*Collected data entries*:
################

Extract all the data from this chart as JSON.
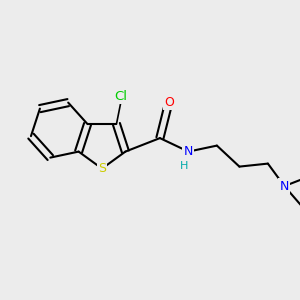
{
  "bg_color": "#ececec",
  "bond_color": "#000000",
  "bond_width": 1.5,
  "font_size": 9,
  "atoms": {
    "S": {
      "color": "#cccc00",
      "label": "S"
    },
    "N": {
      "color": "#0000ff",
      "label": "N"
    },
    "O": {
      "color": "#ff0000",
      "label": "O"
    },
    "Cl": {
      "color": "#00cc00",
      "label": "Cl"
    },
    "H": {
      "color": "#00aaaa",
      "label": "H"
    }
  }
}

################

*Problem*: Repeat all of the entries word for word, but omit the pictures.

*Worked solution*:
Extract all the data from this chart as JSON.
{
  "bg_color": "#ececec",
  "bond_color": "#000000",
  "bond_width": 1.5,
  "font_size": 9,
  "atoms": {
    "S": {
      "color": "#cccc00",
      "label": "S"
    },
    "N": {
      "color": "#0000ff",
      "label": "N"
    },
    "O": {
      "color": "#ff0000",
      "label": "O"
    },
    "Cl": {
      "color": "#00cc00",
      "label": "Cl"
    },
    "H": {
      "color": "#00aaaa",
      "label": "H"
    }
  }
}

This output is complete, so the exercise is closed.